• _Tâches à réaliser_
a) D'après le texte sur George Gervin, les affirmations suivantes sont-elles exactes ? (i) Gervin mesurait 2,01 m. (ii) Gervin a passé trois saisons aux Virginia Squires avant de rejoindre les Spurs. (iii) Gervin figure parmi les 50 Greatest choisis par la NBA en 1996. Répondez par oui ou non à chacune, en citant les mots du texte qui tranchent.
b) Recopiez tout le passage du texte sur George Gervin, depuis « Si George Gervin » jusqu'à « NBA en 1996. » inclus.
c) Écrivez la suite du texte sur George Gervin et les Spurs, à partir de sa dernière phrase.

• _Extrait du document_

┌──

Le 11 novembre dernier, un nouveau maillot s’est élevé au plafond du AT&T Center de San Antonio. Tony Parker a rejoint d’autres anciennes gloires de la franchise. L’occasion pour la Spurs Nation France de vous faire découvrir l’histoire de ces joueurs qui ont marqué de leur empreinte l’histoire des Silver and Black. Après James Silas, nous nous intéressons au maître du finger roll, le Hall of Famer George « The Iceman » Gervin.
Si George Gervin était une musique, ce pourrait être l’album de Duke Ellington et John Coltrane In a sentimental mood. Un mélange de fantaisie propre au jazz et ce côté smooth qu’apporte la patte des grands musiciens. Sur le terrain, ses mouvements étaient d’une fluidité et d’une élégance restées dans les mémoires. Au-delà de son style, le numéro 44, avec son gabarit filiforme (2,01 m pour 84 kg), a également marqué les esprits par ses performances hors norme. De quoi lui permettre d’intégrer les 50 Greatest choisis par la NBA en 1996.
Un scoreur prolifique
George Gervin a rejoint les Spurs dans un deal très malin monté par les nouveaux propriétaires de la franchise récemment installée à San Antonio. Une histoire parfaitement contée par Clément dans l’épisode 3 du Spurs Break ou dans cet article. Après deux saisons aux Virginia Squires, une franchise qui disparaîtra peu après, il débarque donc chez les Silver and Black et forme un duo très intéressant avec James Silas.

└──

• _Éléments_

┌──

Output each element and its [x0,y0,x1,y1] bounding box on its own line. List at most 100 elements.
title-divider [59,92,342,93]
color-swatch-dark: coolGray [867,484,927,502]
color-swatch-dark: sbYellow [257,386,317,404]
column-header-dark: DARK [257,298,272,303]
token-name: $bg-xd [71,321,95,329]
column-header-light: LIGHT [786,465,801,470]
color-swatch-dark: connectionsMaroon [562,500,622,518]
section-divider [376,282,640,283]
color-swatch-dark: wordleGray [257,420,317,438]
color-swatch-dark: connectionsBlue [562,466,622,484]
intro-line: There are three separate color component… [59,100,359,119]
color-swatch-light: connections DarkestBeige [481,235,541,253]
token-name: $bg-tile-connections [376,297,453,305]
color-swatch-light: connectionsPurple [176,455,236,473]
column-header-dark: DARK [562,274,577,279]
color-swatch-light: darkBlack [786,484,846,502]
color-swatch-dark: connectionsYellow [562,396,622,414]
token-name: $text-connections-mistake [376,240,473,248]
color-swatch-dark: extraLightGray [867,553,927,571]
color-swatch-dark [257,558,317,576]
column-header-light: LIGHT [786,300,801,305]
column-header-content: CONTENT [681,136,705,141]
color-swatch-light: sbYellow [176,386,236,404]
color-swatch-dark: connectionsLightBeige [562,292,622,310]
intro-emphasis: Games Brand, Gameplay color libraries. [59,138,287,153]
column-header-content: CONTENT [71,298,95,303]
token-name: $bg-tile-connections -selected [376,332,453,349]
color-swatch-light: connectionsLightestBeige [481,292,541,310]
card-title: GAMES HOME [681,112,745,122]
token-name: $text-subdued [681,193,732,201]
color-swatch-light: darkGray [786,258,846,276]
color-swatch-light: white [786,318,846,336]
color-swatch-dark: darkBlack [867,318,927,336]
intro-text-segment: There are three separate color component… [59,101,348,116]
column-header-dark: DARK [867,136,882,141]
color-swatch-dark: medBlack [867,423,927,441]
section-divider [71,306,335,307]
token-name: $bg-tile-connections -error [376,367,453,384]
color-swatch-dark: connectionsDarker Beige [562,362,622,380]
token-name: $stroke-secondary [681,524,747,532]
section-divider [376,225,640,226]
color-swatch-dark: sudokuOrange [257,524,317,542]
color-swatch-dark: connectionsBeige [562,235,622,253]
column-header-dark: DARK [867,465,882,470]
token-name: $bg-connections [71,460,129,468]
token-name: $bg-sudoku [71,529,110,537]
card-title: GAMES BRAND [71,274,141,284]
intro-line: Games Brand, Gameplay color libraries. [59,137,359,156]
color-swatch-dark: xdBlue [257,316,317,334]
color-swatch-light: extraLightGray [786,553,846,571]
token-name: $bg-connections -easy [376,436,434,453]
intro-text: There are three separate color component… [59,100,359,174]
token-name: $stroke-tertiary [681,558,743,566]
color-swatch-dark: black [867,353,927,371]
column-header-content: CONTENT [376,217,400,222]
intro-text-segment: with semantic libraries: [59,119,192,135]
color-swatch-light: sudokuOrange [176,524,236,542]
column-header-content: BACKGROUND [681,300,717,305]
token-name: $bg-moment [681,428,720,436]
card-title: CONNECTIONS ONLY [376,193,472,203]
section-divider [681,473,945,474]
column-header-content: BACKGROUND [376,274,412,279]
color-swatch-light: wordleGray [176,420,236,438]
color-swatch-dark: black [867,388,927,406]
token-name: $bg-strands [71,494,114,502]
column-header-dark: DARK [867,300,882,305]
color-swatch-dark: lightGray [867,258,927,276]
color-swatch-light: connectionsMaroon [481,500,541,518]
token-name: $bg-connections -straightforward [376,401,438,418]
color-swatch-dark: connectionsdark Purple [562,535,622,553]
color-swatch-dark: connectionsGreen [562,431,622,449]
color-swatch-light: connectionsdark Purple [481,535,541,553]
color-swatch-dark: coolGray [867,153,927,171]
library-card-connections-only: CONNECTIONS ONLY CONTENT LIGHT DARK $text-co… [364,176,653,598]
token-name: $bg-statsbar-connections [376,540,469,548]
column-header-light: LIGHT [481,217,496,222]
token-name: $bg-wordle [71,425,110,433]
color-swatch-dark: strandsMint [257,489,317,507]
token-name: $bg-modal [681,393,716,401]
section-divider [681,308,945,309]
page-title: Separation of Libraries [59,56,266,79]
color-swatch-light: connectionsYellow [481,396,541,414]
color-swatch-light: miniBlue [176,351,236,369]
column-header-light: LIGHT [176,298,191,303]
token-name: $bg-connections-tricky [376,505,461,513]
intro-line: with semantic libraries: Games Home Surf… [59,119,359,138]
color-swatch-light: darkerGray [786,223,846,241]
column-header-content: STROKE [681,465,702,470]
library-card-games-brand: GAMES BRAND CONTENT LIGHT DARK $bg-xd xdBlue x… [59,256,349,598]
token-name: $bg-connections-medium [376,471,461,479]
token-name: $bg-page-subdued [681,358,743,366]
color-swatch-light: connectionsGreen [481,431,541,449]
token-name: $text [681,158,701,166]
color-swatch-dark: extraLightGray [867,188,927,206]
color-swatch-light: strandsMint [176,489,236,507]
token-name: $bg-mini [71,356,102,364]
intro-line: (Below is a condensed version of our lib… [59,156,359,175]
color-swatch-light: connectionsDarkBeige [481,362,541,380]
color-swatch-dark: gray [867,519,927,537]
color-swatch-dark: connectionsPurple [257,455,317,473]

└──

• _Réponses par tâche_
a)
(i) Oui : « avec son gabarit filiforme (2,01 m pour 84 kg) ».
(ii) Non : « Après deux saisons aux Virginia Squires ».
(iii) Oui : « De quoi lui permettre d’intégrer les 50 Greatest choisis par la NBA en 1996. »

b)
Si George Gervin était une musique, ce pourrait être l’album de Duke Ellington et John Coltrane In a sentimental mood. Un mélange de fantaisie propre au jazz et ce côté smooth qu’apporte la patte des grands musiciens. Sur le terrain, ses mouvements étaient d’une fluidité et d’une élégance restées dans les mémoires. Au-delà de son style, le numéro 44, avec son gabarit filiforme (2,01 m pour 84 kg), a également marqué les esprits par ses performances hors norme. De quoi lui permettre d’intégrer les 50 Greatest choisis par la NBA en 1996.

c)
Preuve de ses qualités de scoreur, l’ailier n’a connu que deux exercices en dessous des 20 points de moyenne en quatorze saisons sur les parquets de ABA et de NBA. Sa première et sa dernière, terminées respectivement à 14,1 pts et 16,2 pts… Au total, Gervin affiche un superbe 25,1 pts sur l’ensemble de sa carrière – un chiffre qui monte à 26,2 pts si l’on ne compte que la NBA. Douze fois all-star consécutivement, MVP du All Star Game en 1980, le numéro 44 a terminé quatre fois meilleur marqueur de la Ligue entre 1978 et 1982, avec une pointe à 33,1 pts en 1979-1980. Shooteur ultra régulier, il tourne à 50 % aux tirs sur l’ensemble de sa carrière et près de 85 % aux lancers-francs.
Iceman, un surnom pour l’éternité
Avec sept saisons à plus de 25,9 pts de moyenne, sa régularité est proprement hallucinante. Il affiche d’ailleurs une série de 407 matchs d’affilée en double figure. Et, si certains affirment que Gervin tire son surnom Iceman de son sang froid, la réalité est différente. Laissons l’ancien Spurs raconter l’histoire de ce baptême. « Roland « Fatty » Taylor m’a donné ce nom lorsque je jouais en ABA avec Virginia. Il m’a appelé Iceman parce que je pouvais marquer 25 points sans avoir une goutte de sueur. »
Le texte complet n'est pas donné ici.